Your instructions —
Give a verbatim quotation of every record.

____ Material for the task

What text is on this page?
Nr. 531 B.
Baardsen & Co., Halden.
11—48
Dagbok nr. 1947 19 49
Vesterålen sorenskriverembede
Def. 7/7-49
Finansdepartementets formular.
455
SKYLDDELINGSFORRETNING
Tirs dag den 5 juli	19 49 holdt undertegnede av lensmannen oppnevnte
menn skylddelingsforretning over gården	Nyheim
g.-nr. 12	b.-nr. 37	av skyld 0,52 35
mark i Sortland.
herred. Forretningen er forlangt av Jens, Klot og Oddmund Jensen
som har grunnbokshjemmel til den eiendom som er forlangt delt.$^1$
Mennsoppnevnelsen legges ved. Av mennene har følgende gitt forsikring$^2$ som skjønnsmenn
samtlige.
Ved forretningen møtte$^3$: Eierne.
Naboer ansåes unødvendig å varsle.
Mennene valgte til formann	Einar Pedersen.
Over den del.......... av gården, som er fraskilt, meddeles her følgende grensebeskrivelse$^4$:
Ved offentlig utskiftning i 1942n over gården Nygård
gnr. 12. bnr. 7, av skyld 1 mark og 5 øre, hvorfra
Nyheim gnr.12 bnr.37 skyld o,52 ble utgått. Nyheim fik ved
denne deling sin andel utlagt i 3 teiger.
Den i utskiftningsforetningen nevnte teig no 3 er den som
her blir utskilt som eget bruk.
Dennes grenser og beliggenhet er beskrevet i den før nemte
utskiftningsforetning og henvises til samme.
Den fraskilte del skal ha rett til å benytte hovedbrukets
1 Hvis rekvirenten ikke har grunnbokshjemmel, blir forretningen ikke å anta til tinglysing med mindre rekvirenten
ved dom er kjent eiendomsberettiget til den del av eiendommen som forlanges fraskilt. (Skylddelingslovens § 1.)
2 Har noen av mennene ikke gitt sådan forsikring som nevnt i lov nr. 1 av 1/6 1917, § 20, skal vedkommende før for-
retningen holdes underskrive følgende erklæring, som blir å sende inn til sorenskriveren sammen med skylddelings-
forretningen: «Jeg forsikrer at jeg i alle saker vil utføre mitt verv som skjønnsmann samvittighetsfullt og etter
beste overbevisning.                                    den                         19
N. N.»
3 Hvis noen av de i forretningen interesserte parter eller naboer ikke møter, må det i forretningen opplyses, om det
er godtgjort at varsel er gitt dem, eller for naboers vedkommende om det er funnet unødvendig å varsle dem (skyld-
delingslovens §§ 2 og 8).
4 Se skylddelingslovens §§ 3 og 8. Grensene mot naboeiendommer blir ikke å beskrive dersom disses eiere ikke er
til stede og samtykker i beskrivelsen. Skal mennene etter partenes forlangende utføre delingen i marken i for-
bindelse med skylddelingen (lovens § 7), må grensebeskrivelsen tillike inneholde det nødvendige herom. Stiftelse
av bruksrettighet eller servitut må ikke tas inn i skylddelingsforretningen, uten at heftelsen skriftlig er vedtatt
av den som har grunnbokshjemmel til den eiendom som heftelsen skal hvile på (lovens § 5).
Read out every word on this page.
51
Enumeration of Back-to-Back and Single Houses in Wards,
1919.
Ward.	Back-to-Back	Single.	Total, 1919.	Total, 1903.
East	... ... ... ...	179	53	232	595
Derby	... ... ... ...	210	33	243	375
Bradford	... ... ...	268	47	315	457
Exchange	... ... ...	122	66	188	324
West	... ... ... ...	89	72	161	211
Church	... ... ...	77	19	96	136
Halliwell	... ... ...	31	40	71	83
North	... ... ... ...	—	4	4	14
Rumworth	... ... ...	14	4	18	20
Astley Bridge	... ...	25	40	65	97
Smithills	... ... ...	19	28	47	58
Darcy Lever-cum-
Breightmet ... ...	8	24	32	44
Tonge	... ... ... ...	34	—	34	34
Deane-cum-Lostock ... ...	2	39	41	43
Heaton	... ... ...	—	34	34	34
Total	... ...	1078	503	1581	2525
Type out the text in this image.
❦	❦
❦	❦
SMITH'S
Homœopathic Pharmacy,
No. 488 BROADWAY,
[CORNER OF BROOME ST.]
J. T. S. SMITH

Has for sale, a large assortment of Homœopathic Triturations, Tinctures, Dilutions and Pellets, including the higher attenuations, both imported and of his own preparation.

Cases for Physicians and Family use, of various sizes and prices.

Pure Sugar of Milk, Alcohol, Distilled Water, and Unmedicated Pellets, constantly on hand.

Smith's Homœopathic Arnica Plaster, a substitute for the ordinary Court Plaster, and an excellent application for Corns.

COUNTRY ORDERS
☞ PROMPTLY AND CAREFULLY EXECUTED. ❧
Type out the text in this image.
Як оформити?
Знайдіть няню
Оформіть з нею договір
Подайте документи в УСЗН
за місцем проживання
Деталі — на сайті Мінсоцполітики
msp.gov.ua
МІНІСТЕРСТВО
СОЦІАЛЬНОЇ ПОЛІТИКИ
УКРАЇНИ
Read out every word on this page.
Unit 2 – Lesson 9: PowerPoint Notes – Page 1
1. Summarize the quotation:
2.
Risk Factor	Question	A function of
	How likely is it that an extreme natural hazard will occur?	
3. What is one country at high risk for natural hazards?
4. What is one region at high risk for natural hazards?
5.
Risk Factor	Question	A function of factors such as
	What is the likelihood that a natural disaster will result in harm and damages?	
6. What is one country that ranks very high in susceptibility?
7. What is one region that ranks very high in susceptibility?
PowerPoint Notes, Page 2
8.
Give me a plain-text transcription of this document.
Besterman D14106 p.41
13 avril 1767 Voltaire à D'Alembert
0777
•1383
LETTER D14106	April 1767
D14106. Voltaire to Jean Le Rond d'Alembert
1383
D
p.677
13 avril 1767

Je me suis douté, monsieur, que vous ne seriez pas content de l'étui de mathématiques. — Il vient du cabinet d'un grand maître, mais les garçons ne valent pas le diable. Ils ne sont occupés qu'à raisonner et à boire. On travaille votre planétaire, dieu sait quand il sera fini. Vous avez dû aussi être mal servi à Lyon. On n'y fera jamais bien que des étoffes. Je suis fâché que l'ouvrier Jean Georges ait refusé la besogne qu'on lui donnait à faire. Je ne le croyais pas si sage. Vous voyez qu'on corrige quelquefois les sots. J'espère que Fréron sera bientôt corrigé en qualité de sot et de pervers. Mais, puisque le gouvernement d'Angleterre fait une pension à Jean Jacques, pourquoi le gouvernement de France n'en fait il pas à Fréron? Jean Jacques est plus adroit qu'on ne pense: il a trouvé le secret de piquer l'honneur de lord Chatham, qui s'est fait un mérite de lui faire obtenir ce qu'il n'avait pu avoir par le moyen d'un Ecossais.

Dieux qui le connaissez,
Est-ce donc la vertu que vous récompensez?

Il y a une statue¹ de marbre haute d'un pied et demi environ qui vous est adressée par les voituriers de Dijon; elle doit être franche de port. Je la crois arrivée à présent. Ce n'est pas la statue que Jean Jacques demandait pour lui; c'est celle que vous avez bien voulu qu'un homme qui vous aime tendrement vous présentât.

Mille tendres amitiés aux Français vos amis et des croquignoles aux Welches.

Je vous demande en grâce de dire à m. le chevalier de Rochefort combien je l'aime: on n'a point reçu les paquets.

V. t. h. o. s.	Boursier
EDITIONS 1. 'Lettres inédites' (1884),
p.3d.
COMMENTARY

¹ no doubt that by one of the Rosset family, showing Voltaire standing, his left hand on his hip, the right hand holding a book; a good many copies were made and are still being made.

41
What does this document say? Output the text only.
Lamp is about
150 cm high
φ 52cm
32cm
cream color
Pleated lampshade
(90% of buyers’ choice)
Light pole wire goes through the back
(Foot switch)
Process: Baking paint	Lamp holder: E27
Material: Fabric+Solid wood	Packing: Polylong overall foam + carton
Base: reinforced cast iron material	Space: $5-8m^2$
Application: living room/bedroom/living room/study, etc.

________

Solved exercise —
What text is on this page?
Nr. 531 B.
Baardsen & Co., Halden.
11—48
Dagbok nr. 1947 19 49
Vesterålen sorenskriverembede
Def. 7/7-49
Finansdepartementets formular.
455
SKYLDDELINGSFORRETNING
Tirs dag den 5 juli	19 49 holdt undertegnede av lensmannen oppnevnte
menn skylddelingsforretning over gården	Nyheim
g.-nr. 12	b.-nr. 37	av skyld 0,52 35
mark i Sortland.
herred. Forretningen er forlangt av Jens, Klot og Oddmund Jensen
som har grunnbokshjemmel til den eiendom som er forlangt delt.$^1$
Mennsoppnevnelsen legges ved. Av mennene har følgende gitt forsikring$^2$ som skjønnsmenn
samtlige.
Ved forretningen møtte$^3$: Eierne.
Naboer ansåes unødvendig å varsle.
Mennene valgte til formann	Einar Pedersen.
Over den del.......... av gården, som er fraskilt, meddeles her følgende grensebeskrivelse$^4$:
Ved offentlig utskiftning i 1942n over gården Nygård
gnr. 12. bnr. 7, av skyld 1 mark og 5 øre, hvorfra
Nyheim gnr.12 bnr.37 skyld o,52 ble utgått. Nyheim fik ved
denne deling sin andel utlagt i 3 teiger.
Den i utskiftningsforetningen nevnte teig no 3 er den som
her blir utskilt som eget bruk.
Dennes grenser og beliggenhet er beskrevet i den før nemte
utskiftningsforetning og henvises til samme.
Den fraskilte del skal ha rett til å benytte hovedbrukets
1 Hvis rekvirenten ikke har grunnbokshjemmel, blir forretningen ikke å anta til tinglysing med mindre rekvirenten
ved dom er kjent eiendomsberettiget til den del av eiendommen som forlanges fraskilt. (Skylddelingslovens § 1.)
2 Har noen av mennene ikke gitt sådan forsikring som nevnt i lov nr. 1 av 1/6 1917, § 20, skal vedkommende før for-
retningen holdes underskrive følgende erklæring, som blir å sende inn til sorenskriveren sammen med skylddelings-
forretningen: «Jeg forsikrer at jeg i alle saker vil utføre mitt verv som skjønnsmann samvittighetsfullt og etter
beste overbevisning.                                    den                         19
N. N.»
3 Hvis noen av de i forretningen interesserte parter eller naboer ikke møter, må det i forretningen opplyses, om det
er godtgjort at varsel er gitt dem, eller for naboers vedkommende om det er funnet unødvendig å varsle dem (skyld-
delingslovens §§ 2 og 8).
4 Se skylddelingslovens §§ 3 og 8. Grensene mot naboeiendommer blir ikke å beskrive dersom disses eiere ikke er
til stede og samtykker i beskrivelsen. Skal mennene etter partenes forlangende utføre delingen i marken i for-
bindelse med skylddelingen (lovens § 7), må grensebeskrivelsen tillike inneholde det nødvendige herom. Stiftelse
av bruksrettighet eller servitut må ikke tas inn i skylddelingsforretningen, uten at heftelsen skriftlig er vedtatt
av den som har grunnbokshjemmel til den eiendom som heftelsen skal hvile på (lovens § 5).
Read out every word on this page.
51
Enumeration of Back-to-Back and Single Houses in Wards,
1919.
Ward.	Back-to-Back	Single.	Total, 1919.	Total, 1903.
East	... ... ... ...	179	53	232	595
Derby	... ... ... ...	210	33	243	375
Bradford	... ... ...	268	47	315	457
Exchange	... ... ...	122	66	188	324
West	... ... ... ...	89	72	161	211
Church	... ... ...	77	19	96	136
Halliwell	... ... ...	31	40	71	83
North	... ... ... ...	—	4	4	14
Rumworth	... ... ...	14	4	18	20
Astley Bridge	... ...	25	40	65	97
Smithills	... ... ...	19	28	47	58
Darcy Lever-cum-
Breightmet ... ...	8	24	32	44
Tonge	... ... ... ...	34	—	34	34
Deane-cum-Lostock ... ...	2	39	41	43
Heaton	... ... ...	—	34	34	34
Total	... ...	1078	503	1581	2525
Type out the text in this image.
❦	❦
❦	❦
SMITH'S
Homœopathic Pharmacy,
No. 488 BROADWAY,
[CORNER OF BROOME ST.]
J. T. S. SMITH

Has for sale, a large assortment of Homœopathic Triturations, Tinctures, Dilutions and Pellets, including the higher attenuations, both imported and of his own preparation.

Cases for Physicians and Family use, of various sizes and prices.

Pure Sugar of Milk, Alcohol, Distilled Water, and Unmedicated Pellets, constantly on hand.

Smith's Homœopathic Arnica Plaster, a substitute for the ordinary Court Plaster, and an excellent application for Corns.

COUNTRY ORDERS
☞ PROMPTLY AND CAREFULLY EXECUTED. ❧
Type out the text in this image.
Як оформити?
Знайдіть няню
Оформіть з нею договір
Подайте документи в УСЗН
за місцем проживання
Деталі — на сайті Мінсоцполітики
msp.gov.ua
МІНІСТЕРСТВО
СОЦІАЛЬНОЇ ПОЛІТИКИ
УКРАЇНИ
Read out every word on this page.
Unit 2 – Lesson 9: PowerPoint Notes – Page 1
1. Summarize the quotation:
2.
Risk Factor	Question	A function of
	How likely is it that an extreme natural hazard will occur?	
3. What is one country at high risk for natural hazards?
4. What is one region at high risk for natural hazards?
5.
Risk Factor	Question	A function of factors such as
	What is the likelihood that a natural disaster will result in harm and damages?	
6. What is one country that ranks very high in susceptibility?
7. What is one region that ranks very high in susceptibility?
PowerPoint Notes, Page 2
8.
Give me a plain-text transcription of this document.
Besterman D14106 p.41
13 avril 1767 Voltaire à D'Alembert
0777
•1383
LETTER D14106	April 1767
D14106. Voltaire to Jean Le Rond d'Alembert
1383
D
p.677
13 avril 1767

Je me suis douté, monsieur, que vous ne seriez pas content de l'étui de mathématiques. — Il vient du cabinet d'un grand maître, mais les garçons ne valent pas le diable. Ils ne sont occupés qu'à raisonner et à boire. On travaille votre planétaire, dieu sait quand il sera fini. Vous avez dû aussi être mal servi à Lyon. On n'y fera jamais bien que des étoffes. Je suis fâché que l'ouvrier Jean Georges ait refusé la besogne qu'on lui donnait à faire. Je ne le croyais pas si sage. Vous voyez qu'on corrige quelquefois les sots. J'espère que Fréron sera bientôt corrigé en qualité de sot et de pervers. Mais, puisque le gouvernement d'Angleterre fait une pension à Jean Jacques, pourquoi le gouvernement de France n'en fait il pas à Fréron? Jean Jacques est plus adroit qu'on ne pense: il a trouvé le secret de piquer l'honneur de lord Chatham, qui s'est fait un mérite de lui faire obtenir ce qu'il n'avait pu avoir par le moyen d'un Ecossais.

Dieux qui le connaissez,
Est-ce donc la vertu que vous récompensez?

Il y a une statue¹ de marbre haute d'un pied et demi environ qui vous est adressée par les voituriers de Dijon; elle doit être franche de port. Je la crois arrivée à présent. Ce n'est pas la statue que Jean Jacques demandait pour lui; c'est celle que vous avez bien voulu qu'un homme qui vous aime tendrement vous présentât.

Mille tendres amitiés aux Français vos amis et des croquignoles aux Welches.

Je vous demande en grâce de dire à m. le chevalier de Rochefort combien je l'aime: on n'a point reçu les paquets.

V. t. h. o. s.	Boursier
EDITIONS 1. 'Lettres inédites' (1884),
p.3d.
COMMENTARY

¹ no doubt that by one of the Rosset family, showing Voltaire standing, his left hand on his hip, the right hand holding a book; a good many copies were made and are still being made.

41
What does this document say? Output the text only.
Lamp is about
150 cm high
φ 52cm
32cm
cream color
Pleated lampshade
(90% of buyers’ choice)
Light pole wire goes through the back
(Foot switch)
Process: Baking paint	Lamp holder: E27
Material: Fabric+Solid wood	Packing: Polylong overall foam + carton
Base: reinforced cast iron material	Space: $5-8m^2$
Application: living room/bedroom/living room/study, etc.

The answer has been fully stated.